AIM
Write out the entries verbatim and leave the images out of the copy.

====== EXERCISE MATERIALS

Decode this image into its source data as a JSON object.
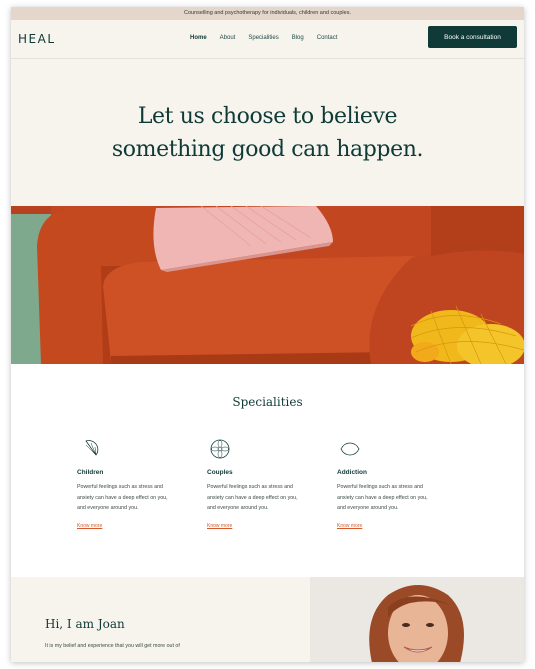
{
  "announcement": "Counselling and psychotherapy for individuals, children and couples.",
  "header": {
    "logo": "HEAL",
    "nav": [
      "Home",
      "About",
      "Specialities",
      "Blog",
      "Contact"
    ],
    "active_nav": "Home",
    "cta_label": "Book a consultation"
  },
  "hero": {
    "line1": "Let us choose to believe",
    "line2": "something good can happen."
  },
  "colors": {
    "brand_dark": "#0f3a37",
    "sofa_orange": "#c0431f",
    "link_orange": "#d45a2b",
    "announcement_bg": "#e4d6ca",
    "cream": "#f7f4ee"
  },
  "specialities": {
    "title": "Specialities",
    "items": [
      {
        "icon": "citrus-slice-icon",
        "title": "Children",
        "desc_1": "Powerful feelings such as stress and",
        "desc_2": "anxiety can have a deep effect on you,",
        "desc_3": "and everyone around you.",
        "link": "Know more"
      },
      {
        "icon": "mandala-icon",
        "title": "Couples",
        "desc_1": "Powerful feelings such as stress and",
        "desc_2": "anxiety can have a deep effect on you,",
        "desc_3": "and everyone around you.",
        "link": "Know more"
      },
      {
        "icon": "leaf-lemon-icon",
        "title": "Addiction",
        "desc_1": "Powerful feelings such as stress and",
        "desc_2": "anxiety can have a deep effect on you,",
        "desc_3": "and everyone around you.",
        "link": "Know more"
      }
    ]
  },
  "about": {
    "title": "Hi, I am Joan",
    "intro": "It is my belief and experience that you will get more out of"
  }
}
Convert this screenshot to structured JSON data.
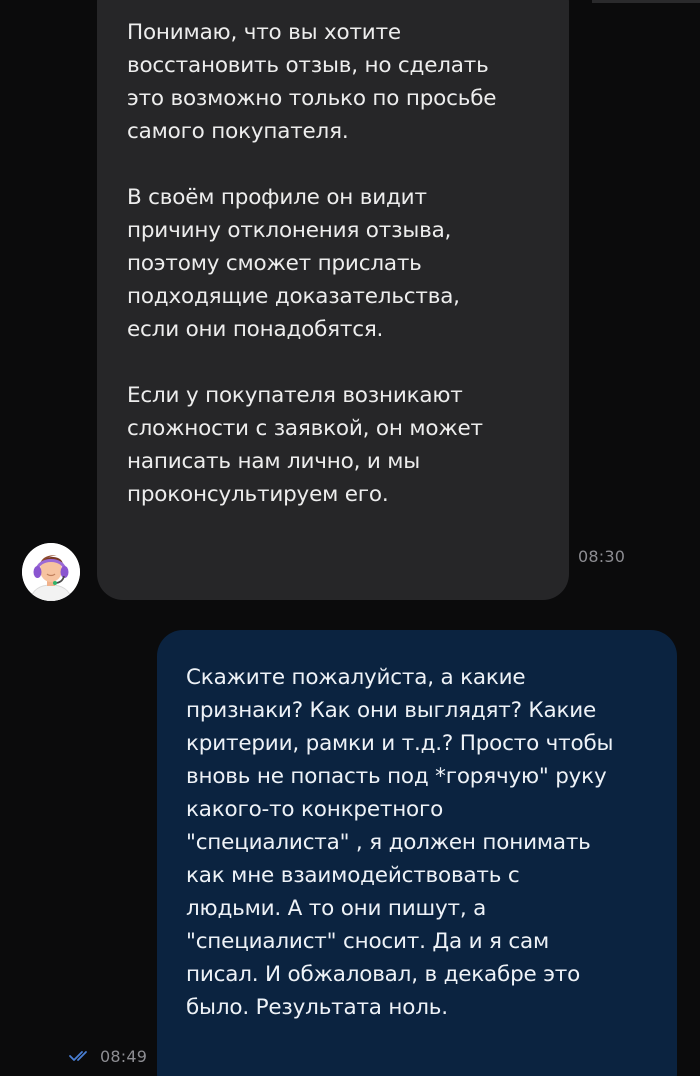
{
  "chat": {
    "incoming": {
      "text": "Понимаю, что вы хотите\nвосстановить отзыв, но сделать\nэто возможно только по просьбе\nсамого покупателя.\n\nВ своём профиле он видит\nпричину отклонения отзыва,\nпоэтому сможет прислать\nподходящие доказательства,\nесли они понадобятся.\n\nЕсли у покупателя возникают\nсложности с заявкой, он может\nнаписать нам лично, и мы\nпроконсультируем его.",
      "time": "08:30",
      "avatar_icon": "support-agent-headset-icon"
    },
    "outgoing": {
      "text": "Скажите пожалуйста, а какие\nпризнаки? Как они выглядят? Какие\nкритерии, рамки и т.д.? Просто чтобы\nвновь не попасть под *горячую\" руку\nкакого-то конкретного\n\"специалиста\" , я должен понимать\nкак мне взаимодействовать с\nлюдьми. А то они пишут, а\n\"специалист\" сносит. Да и я сам\nписал. И обжаловал, в декабре это\nбыло. Результата ноль.",
      "time": "08:49",
      "status_icon": "double-check-read-icon"
    }
  },
  "colors": {
    "background": "#0b0b0c",
    "incoming_bubble": "#262628",
    "outgoing_bubble": "#0b2340",
    "timestamp": "#8d8d92",
    "read_ticks": "#4a7fd4"
  }
}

============

COMPLETED TASK
Decode this image into its source data as a JSON object.
{
  "announcement": "Counselling and psychotherapy for individuals, children and couples.",
  "header": {
    "logo": "HEAL",
    "nav": [
      "Home",
      "About",
      "Specialities",
      "Blog",
      "Contact"
    ],
    "active_nav": "Home",
    "cta_label": "Book a consultation"
  },
  "hero": {
    "line1": "Let us choose to believe",
    "line2": "something good can happen."
  },
  "colors": {
    "brand_dark": "#0f3a37",
    "sofa_orange": "#c0431f",
    "link_orange": "#d45a2b",
    "announcement_bg": "#e4d6ca",
    "cream": "#f7f4ee"
  },
  "specialities": {
    "title": "Specialities",
    "items": [
      {
        "icon": "citrus-slice-icon",
        "title": "Children",
        "desc_1": "Powerful feelings such as stress and",
        "desc_2": "anxiety can have a deep effect on you,",
        "desc_3": "and everyone around you.",
        "link": "Know more"
      },
      {
        "icon": "mandala-icon",
        "title": "Couples",
        "desc_1": "Powerful feelings such as stress and",
        "desc_2": "anxiety can have a deep effect on you,",
        "desc_3": "and everyone around you.",
        "link": "Know more"
      },
      {
        "icon": "leaf-lemon-icon",
        "title": "Addiction",
        "desc_1": "Powerful feelings such as stress and",
        "desc_2": "anxiety can have a deep effect on you,",
        "desc_3": "and everyone around you.",
        "link": "Know more"
      }
    ]
  },
  "about": {
    "title": "Hi, I am Joan",
    "intro": "It is my belief and experience that you will get more out of"
  }
}
Convert this screenshot to structured JSON data.
{
  "chat": {
    "incoming": {
      "text": "Понимаю, что вы хотите\nвосстановить отзыв, но сделать\nэто возможно только по просьбе\nсамого покупателя.\n\nВ своём профиле он видит\nпричину отклонения отзыва,\nпоэтому сможет прислать\nподходящие доказательства,\nесли они понадобятся.\n\nЕсли у покупателя возникают\nсложности с заявкой, он может\nнаписать нам лично, и мы\nпроконсультируем его.",
      "time": "08:30",
      "avatar_icon": "support-agent-headset-icon"
    },
    "outgoing": {
      "text": "Скажите пожалуйста, а какие\nпризнаки? Как они выглядят? Какие\nкритерии, рамки и т.д.? Просто чтобы\nвновь не попасть под *горячую\" руку\nкакого-то конкретного\n\"специалиста\" , я должен понимать\nкак мне взаимодействовать с\nлюдьми. А то они пишут, а\n\"специалист\" сносит. Да и я сам\nписал. И обжаловал, в декабре это\nбыло. Результата ноль.",
      "time": "08:49",
      "status_icon": "double-check-read-icon"
    }
  },
  "colors": {
    "background": "#0b0b0c",
    "incoming_bubble": "#262628",
    "outgoing_bubble": "#0b2340",
    "timestamp": "#8d8d92",
    "read_ticks": "#4a7fd4"
  }
}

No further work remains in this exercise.